DIRECTIONS FOR THIS TASK: Each line of the data that includes the string "color" is to be copied out.

##### ENTRIES SUPPLIED

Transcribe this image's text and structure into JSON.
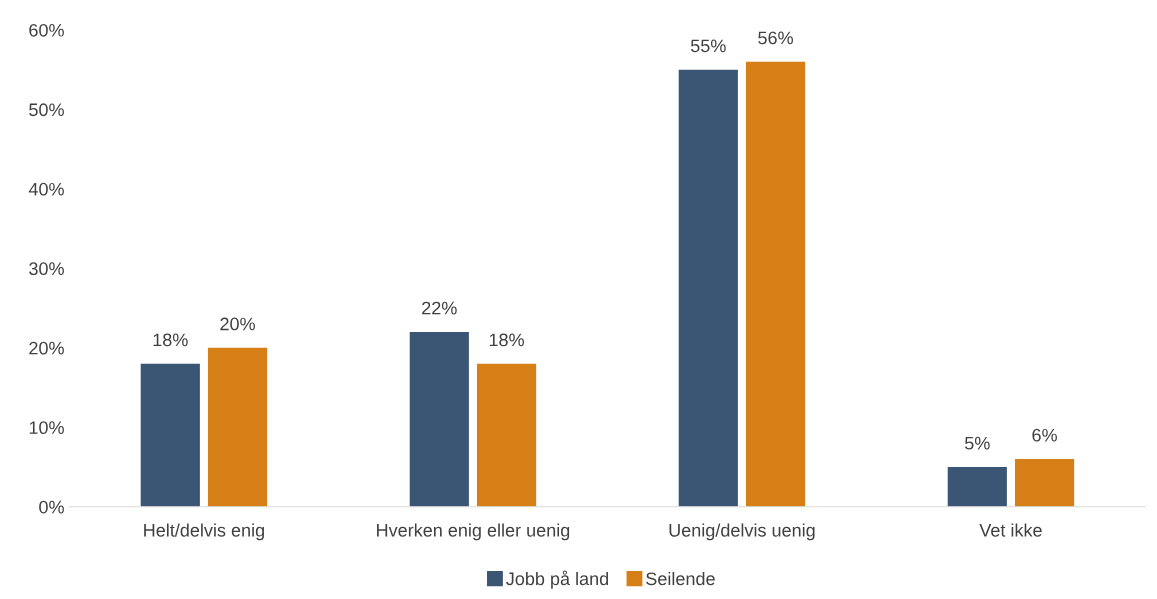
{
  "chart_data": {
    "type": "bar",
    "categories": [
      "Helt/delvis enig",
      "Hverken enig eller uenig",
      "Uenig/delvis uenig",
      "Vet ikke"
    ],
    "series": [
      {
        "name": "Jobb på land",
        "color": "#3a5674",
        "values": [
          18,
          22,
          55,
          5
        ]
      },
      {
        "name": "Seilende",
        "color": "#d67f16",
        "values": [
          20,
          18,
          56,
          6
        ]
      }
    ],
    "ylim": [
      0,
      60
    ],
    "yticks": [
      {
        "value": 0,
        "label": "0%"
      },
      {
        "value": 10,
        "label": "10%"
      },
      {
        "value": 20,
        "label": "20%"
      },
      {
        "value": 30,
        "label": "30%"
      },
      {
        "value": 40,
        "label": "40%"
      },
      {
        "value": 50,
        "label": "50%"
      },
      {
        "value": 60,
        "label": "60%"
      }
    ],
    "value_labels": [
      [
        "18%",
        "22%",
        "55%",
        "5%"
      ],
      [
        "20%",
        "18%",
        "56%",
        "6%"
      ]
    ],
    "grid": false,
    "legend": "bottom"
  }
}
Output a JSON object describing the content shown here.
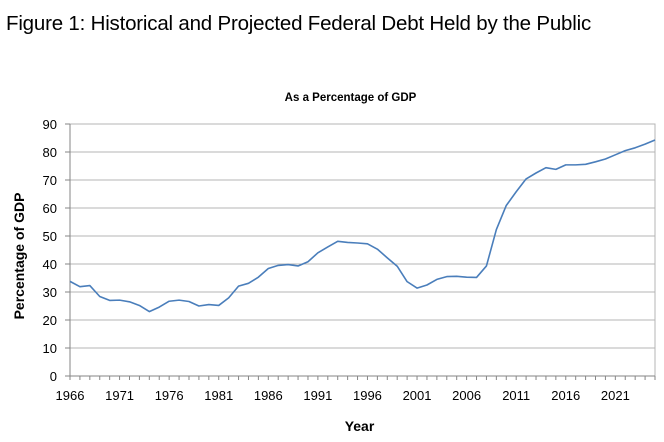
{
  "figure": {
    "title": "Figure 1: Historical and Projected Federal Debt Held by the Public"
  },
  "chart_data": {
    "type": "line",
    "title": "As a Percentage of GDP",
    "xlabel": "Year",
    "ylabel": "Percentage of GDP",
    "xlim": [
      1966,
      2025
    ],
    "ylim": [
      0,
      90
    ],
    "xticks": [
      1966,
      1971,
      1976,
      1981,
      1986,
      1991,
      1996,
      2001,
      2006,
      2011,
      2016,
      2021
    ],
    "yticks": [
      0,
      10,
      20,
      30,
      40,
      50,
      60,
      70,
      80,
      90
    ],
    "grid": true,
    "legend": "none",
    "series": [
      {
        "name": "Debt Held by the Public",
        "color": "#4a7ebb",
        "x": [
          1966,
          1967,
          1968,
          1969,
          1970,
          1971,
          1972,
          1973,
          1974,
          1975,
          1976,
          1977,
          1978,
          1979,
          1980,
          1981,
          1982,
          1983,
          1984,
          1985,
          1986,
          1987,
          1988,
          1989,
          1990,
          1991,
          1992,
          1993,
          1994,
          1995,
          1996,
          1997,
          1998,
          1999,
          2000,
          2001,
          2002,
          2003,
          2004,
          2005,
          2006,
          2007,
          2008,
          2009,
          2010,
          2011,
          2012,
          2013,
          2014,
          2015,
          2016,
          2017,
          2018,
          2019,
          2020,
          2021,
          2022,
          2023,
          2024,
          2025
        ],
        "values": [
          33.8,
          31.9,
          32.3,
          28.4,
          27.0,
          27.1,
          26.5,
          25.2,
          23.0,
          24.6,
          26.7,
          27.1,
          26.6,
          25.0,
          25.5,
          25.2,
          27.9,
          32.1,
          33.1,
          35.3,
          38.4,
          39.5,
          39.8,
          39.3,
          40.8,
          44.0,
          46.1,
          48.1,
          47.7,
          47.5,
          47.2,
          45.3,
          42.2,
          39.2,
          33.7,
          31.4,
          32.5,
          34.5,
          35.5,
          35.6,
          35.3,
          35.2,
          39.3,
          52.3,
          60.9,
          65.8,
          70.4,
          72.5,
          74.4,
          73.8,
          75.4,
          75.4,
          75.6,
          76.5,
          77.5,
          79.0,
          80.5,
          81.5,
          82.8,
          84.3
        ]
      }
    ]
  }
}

##########

TASK SOLUTION:
        "color": "#3a5674",
        "color": "#d67f16",
        "color": "#4a7ebb",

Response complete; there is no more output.